== WHAT YOU ARE ASKED TO DO ==
Leave out the pictures and transcribe the rest of the records exactly.

== PROVIDED DATA ==
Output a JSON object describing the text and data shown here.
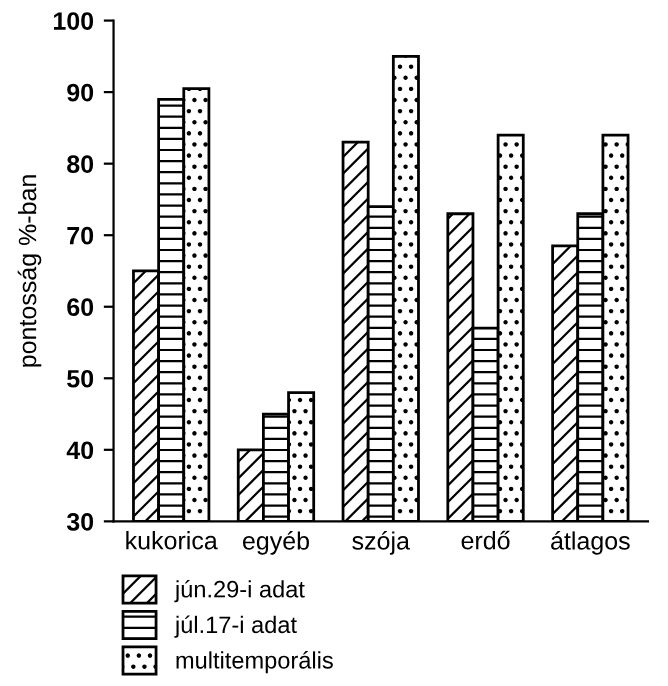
{
  "chart_data": {
    "type": "bar",
    "ylabel": "pontosság %-ban",
    "categories": [
      "kukorica",
      "egyéb",
      "szója",
      "erdő",
      "átlagos"
    ],
    "series": [
      {
        "name": "jún.29-i adat",
        "color": "#000000",
        "values": [
          65,
          40,
          83,
          73,
          68.5
        ]
      },
      {
        "name": "júl.17-i adat",
        "color": "#000000",
        "values": [
          89,
          45,
          74,
          57,
          73
        ]
      },
      {
        "name": "multitemporális",
        "color": "#000000",
        "values": [
          90.5,
          48,
          95,
          84,
          84
        ]
      }
    ],
    "ylim": [
      30,
      100
    ],
    "yticks": [
      30,
      40,
      50,
      60,
      70,
      80,
      90,
      100
    ],
    "grid": false,
    "legend": "bottom left"
  }
}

== ANSWER TO THE PROBLEM ==
Output a JSON object describing the text and data shown here.
{
  "chart_data": {
    "type": "bar",
    "ylabel": "pontosság %-ban",
    "categories": [
      "kukorica",
      "egyéb",
      "szója",
      "erdő",
      "átlagos"
    ],
    "series": [
      {
        "name": "jún.29-i adat",
        "color": "#000000",
        "values": [
          65,
          40,
          83,
          73,
          68.5
        ]
      },
      {
        "name": "júl.17-i adat",
        "color": "#000000",
        "values": [
          89,
          45,
          74,
          57,
          73
        ]
      },
      {
        "name": "multitemporális",
        "color": "#000000",
        "values": [
          90.5,
          48,
          95,
          84,
          84
        ]
      }
    ],
    "ylim": [
      30,
      100
    ],
    "yticks": [
      30,
      40,
      50,
      60,
      70,
      80,
      90,
      100
    ],
    "grid": false,
    "legend": "bottom left"
  }
}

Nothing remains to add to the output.